(Stored items)

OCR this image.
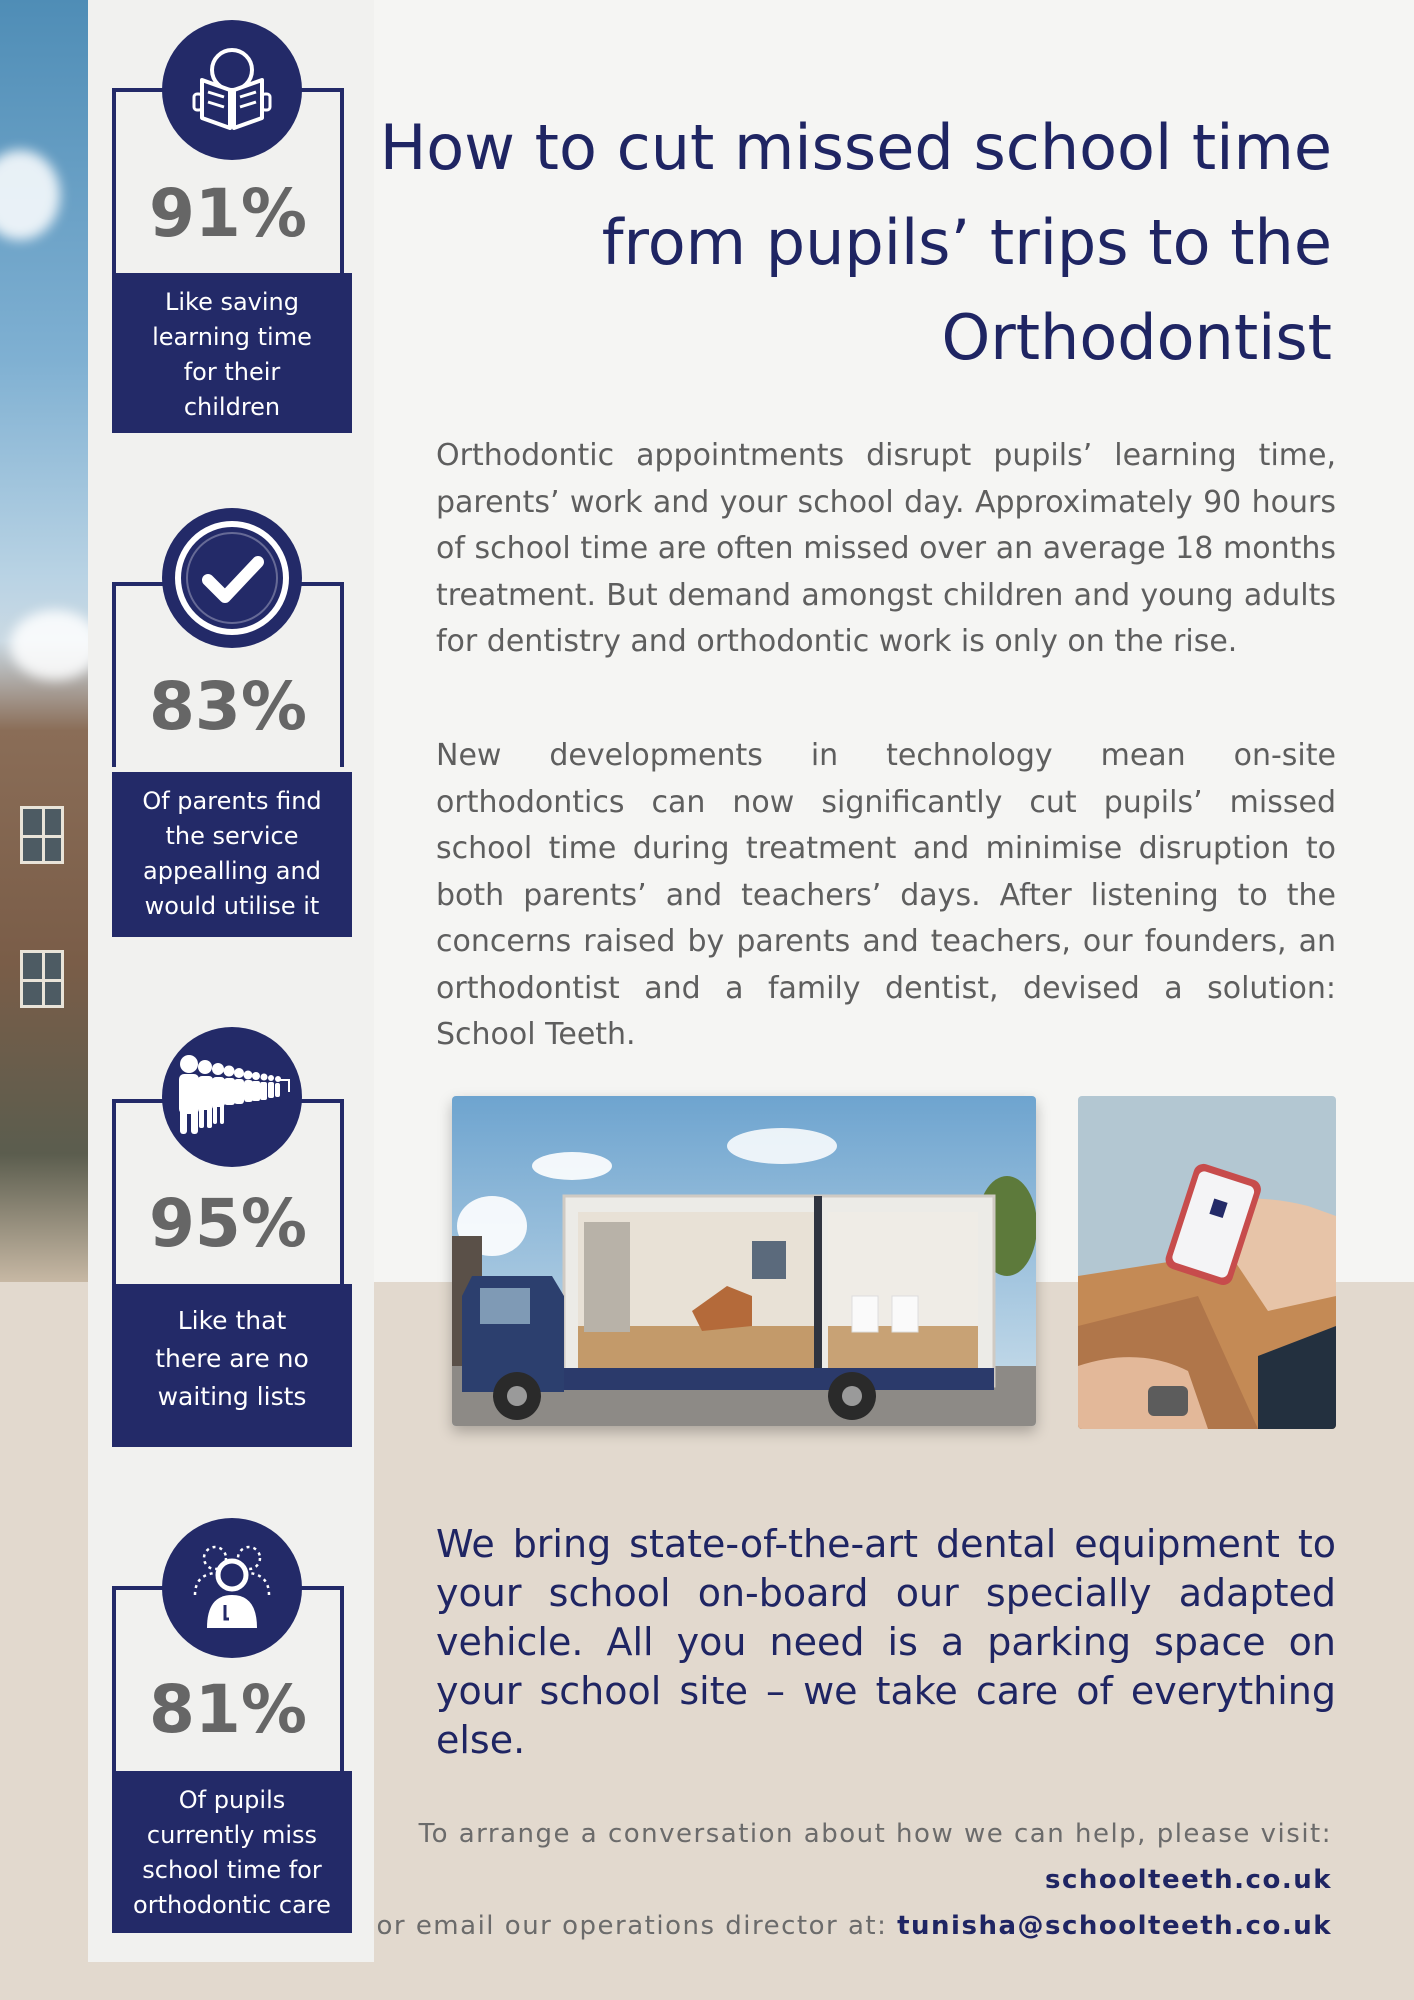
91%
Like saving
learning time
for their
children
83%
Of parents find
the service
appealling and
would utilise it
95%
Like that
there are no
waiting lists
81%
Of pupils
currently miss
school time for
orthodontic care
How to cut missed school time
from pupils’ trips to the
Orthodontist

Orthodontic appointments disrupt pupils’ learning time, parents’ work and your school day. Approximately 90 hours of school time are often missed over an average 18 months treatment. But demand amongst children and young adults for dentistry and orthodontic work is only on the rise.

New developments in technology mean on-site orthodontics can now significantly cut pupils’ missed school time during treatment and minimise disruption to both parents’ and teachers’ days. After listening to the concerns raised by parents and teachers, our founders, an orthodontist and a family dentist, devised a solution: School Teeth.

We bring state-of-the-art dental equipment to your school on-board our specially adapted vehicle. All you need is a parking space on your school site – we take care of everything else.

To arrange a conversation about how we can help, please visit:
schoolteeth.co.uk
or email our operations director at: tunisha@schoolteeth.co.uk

OBJECTIVE: Your task is to copy the entries in full and exactly, without any images.

OUTPUT BELOW:
OCR this image.
91%
Like saving
learning time
for their
children
83%
Of parents find
the service
appealling and
would utilise it
95%
Like that
there are no
waiting lists
81%
Of pupils
currently miss
school time for
orthodontic care
How to cut missed school time
from pupils’ trips to the
Orthodontist

Orthodontic appointments disrupt pupils’ learning time, parents’ work and your school day. Approximately 90 hours of school time are often missed over an average 18 months treatment. But demand amongst children and young adults for dentistry and orthodontic work is only on the rise.

New developments in technology mean on-site orthodontics can now significantly cut pupils’ missed school time during treatment and minimise disruption to both parents’ and teachers’ days. After listening to the concerns raised by parents and teachers, our founders, an orthodontist and a family dentist, devised a solution: School Teeth.

We bring state-of-the-art dental equipment to your school on-board our specially adapted vehicle. All you need is a parking space on your school site – we take care of everything else.

To arrange a conversation about how we can help, please visit:
schoolteeth.co.uk
or email our operations director at: tunisha@schoolteeth.co.uk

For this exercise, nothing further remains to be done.